----- Okuma Metni

11 Nisan 2009

Aile Kurumunu Koruma Reçeteleri

Erkek egemen toplum iktidarı için yine dine yaslanıyor

Okumayan yada hatırlamayanlar için: Dünkü Tırmık’ta “İslami yaşam biçimi”ni tercih edenlerin bunu özellikle Anadolu’nun kent ve kasabalarında başkalarına da dayatan bir saldırganlık içine girdikleri ve AKP iktidarının bu tutumları dolaylı ve dolaysız özendirdiği, beslediği yazılmıştı.
Dünkü Radikal’de Tarık Işık adlı genç bir meslektaşın haberi sanki Tırmık’ı desteklemek, orada savunulanları kanıtlamak içindi. Yani “iyi tesadüf”ün bu kadarı zor bulunur.
Haberin özeti şöyle: Başbakanlık Aile ve Sosyal Araştırmalar Genel Müdürlüğü, 29 Şubat-2 Mart 2008 tarihleri günlerinde Diyarbakır’da bir “İstişare Toplantısı” düzenlemiş. Toplantıya uzmanların yanısıra sivil toplum kuruluşları filan da katılmış. Toplantının sonuçları da aynı kamu kuruluşu tarafından bir rapor olarak yayınlanmış.
Raporda “Hızlı kentleşme, köyden kente göç ve sanayi devriminin dayattığı yeni yaşam biçimleri ve değerlerinin aile müessesesini dağılma sürecine ittiği” saptanmış ve özellikle Doğu ve Güneydoğu Anadolu Bölgesi’nde tespit edilen sorunlar sıralanmış”.
Toplantıya katılanlar, sorunları saptadıktan sonra çözümleri de birbiri ardına sıralayıvermişler.
Bu önlemlerden bir seçkiyi aynen aktarıyorum:
Kadınların çok çocuk sahibi olmasını engelleme amaçlı devlet yasa koymalıdır. (Örneğin: Halka belli bir çocuk sayısından sonra sağlık hizmeti vermemek)

Nasıl çözüm ama! Aile planlaması, doğum kontrolü, istenmeyen gebeliğe karşı bilimsel önlemler gibi uzun erimli ve zahmetli çabalar yerine kestirme bir çözüm: Devlet sağlık desteğini kaldırırsın, çocuklar ve büyükler ölür, sorun da biter.
Bereket insafa gelmişler, “Belli bir çocuk sayısını aşanlar zehirlenerek ortadan kaldırılsın” gibi daha kestirme bir önlem önermemişler.
Din eğitiminin kadınlara doğru şekilde verilebilmesi için bayan Kur’an kursu öğreticilerine aile eğitimi bilgisinin kazandırılması sağlanmalıdır.

----------
----- Gösterilen Kayıtlar

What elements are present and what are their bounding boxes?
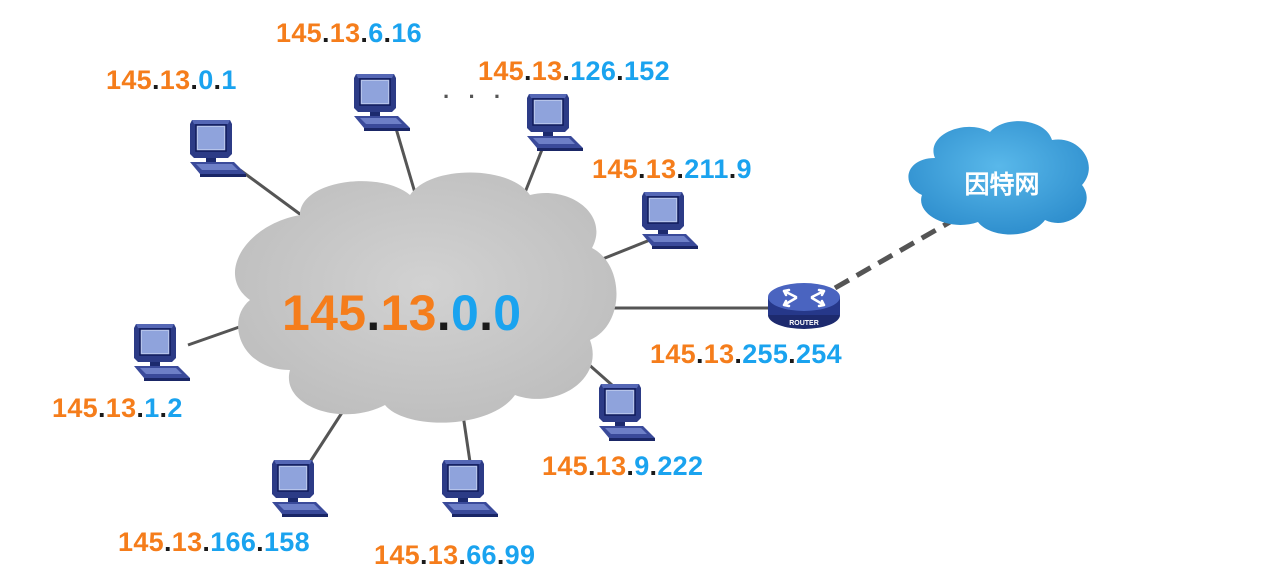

----------
----- Gösterilen Kayıtlar

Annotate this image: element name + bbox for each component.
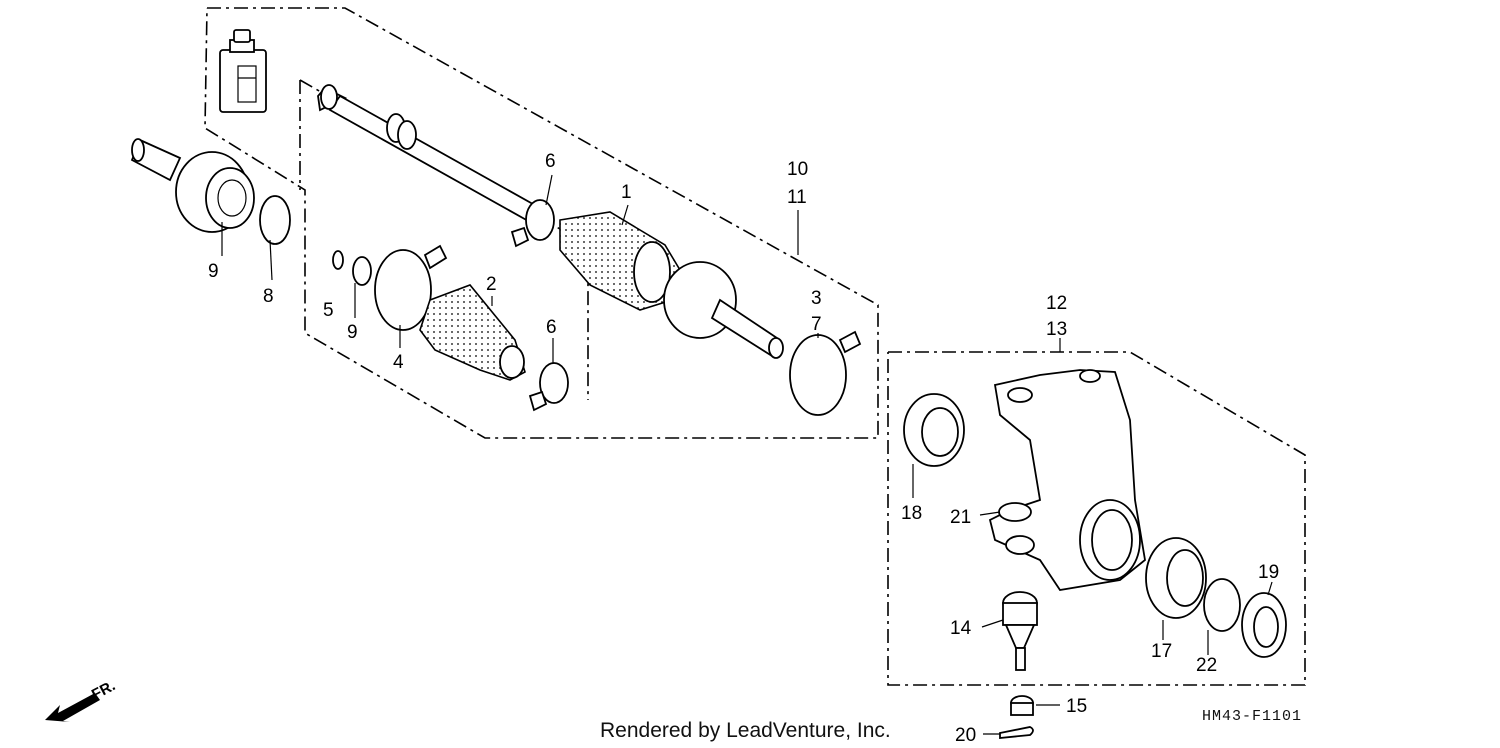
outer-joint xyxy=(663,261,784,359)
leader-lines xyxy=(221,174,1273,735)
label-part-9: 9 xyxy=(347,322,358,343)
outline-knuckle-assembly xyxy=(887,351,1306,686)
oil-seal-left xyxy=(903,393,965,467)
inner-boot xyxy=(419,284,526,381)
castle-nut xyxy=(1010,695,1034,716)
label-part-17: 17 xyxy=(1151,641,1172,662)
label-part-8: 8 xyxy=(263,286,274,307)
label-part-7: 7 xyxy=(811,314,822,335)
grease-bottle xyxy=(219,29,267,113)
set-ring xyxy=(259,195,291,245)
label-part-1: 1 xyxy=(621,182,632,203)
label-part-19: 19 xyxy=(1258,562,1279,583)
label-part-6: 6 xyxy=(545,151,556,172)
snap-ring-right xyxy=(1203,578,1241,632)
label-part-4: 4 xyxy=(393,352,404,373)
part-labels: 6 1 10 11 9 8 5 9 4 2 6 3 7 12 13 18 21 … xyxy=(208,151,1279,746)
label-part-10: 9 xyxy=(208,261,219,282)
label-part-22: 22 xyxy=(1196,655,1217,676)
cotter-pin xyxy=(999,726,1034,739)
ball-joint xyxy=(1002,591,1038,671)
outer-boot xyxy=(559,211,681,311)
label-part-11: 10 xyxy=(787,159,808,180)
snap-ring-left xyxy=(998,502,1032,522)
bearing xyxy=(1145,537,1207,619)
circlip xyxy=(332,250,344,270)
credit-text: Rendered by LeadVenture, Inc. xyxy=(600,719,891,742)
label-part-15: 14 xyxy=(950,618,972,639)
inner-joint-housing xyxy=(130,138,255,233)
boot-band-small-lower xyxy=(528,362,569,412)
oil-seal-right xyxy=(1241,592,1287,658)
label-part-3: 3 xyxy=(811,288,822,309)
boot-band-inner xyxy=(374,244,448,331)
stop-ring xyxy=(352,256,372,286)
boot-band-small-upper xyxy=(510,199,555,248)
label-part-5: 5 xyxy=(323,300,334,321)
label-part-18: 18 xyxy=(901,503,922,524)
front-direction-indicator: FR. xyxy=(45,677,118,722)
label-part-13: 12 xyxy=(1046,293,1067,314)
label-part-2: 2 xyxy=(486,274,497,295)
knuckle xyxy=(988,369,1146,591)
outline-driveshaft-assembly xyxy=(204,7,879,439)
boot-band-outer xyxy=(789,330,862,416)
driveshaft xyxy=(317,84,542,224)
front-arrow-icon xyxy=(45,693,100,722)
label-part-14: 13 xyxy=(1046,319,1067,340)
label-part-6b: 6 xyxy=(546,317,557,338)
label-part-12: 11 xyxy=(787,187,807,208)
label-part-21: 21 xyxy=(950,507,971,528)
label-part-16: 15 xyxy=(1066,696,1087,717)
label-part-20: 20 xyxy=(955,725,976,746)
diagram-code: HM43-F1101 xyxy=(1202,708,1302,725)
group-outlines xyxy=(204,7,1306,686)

----------
----- Gösterilen Kayıtlar

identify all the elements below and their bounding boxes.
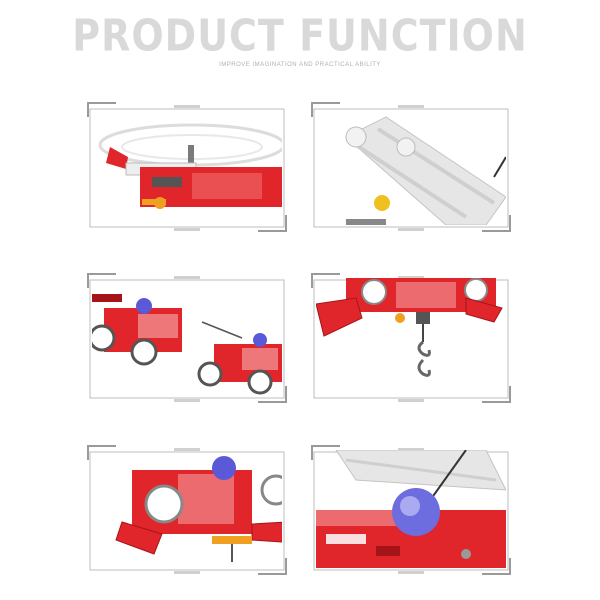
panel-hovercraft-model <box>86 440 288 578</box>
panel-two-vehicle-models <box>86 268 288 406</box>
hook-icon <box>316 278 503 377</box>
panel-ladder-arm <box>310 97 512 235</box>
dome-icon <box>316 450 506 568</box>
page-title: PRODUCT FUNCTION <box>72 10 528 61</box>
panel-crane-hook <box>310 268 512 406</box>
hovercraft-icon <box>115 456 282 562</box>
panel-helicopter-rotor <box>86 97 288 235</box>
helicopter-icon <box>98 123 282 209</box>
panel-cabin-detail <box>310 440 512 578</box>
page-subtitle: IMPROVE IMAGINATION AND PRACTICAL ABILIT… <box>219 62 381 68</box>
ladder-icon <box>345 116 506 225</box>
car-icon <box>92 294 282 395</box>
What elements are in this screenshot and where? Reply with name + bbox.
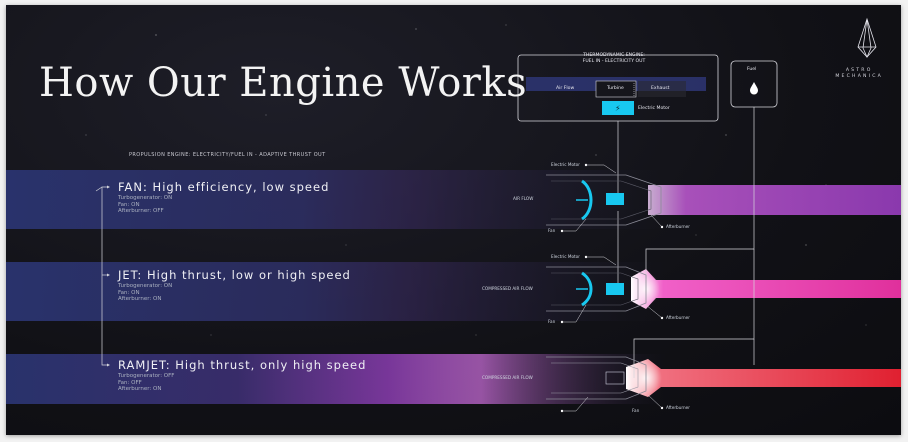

----------

Görevler:
• a. Okuma metnine göre raporda aile müessesesini dağılma sürecine ittiği saptanan etkenlerin tamamını sıralayınız.
• b. Okuma metninde "Toplantıya katılanlar, sorunları" sözlerinden "sağlık hizmeti vermemek)" sözlerine kadar uzanan kısmı harfiyen yeniden aktarınız.

Görev Yanıtları:
• a.
- Hızlı kentleşme
- Köyden kente göç
- Sanayi devriminin dayattığı yeni yaşam biçimleri ve değerleri

• b.
Toplantıya katılanlar, sorunları saptadıktan sonra çözümleri de birbiri ardına sıralayıvermişler.
Bu önlemlerden bir seçkiyi aynen aktarıyorum:
Kadınların çok çocuk sahibi olmasını engelleme amaçlı devlet yasa koymalıdır. (Örneğin: Halka belli bir çocuk sayısından sonra sağlık hizmeti vermemek)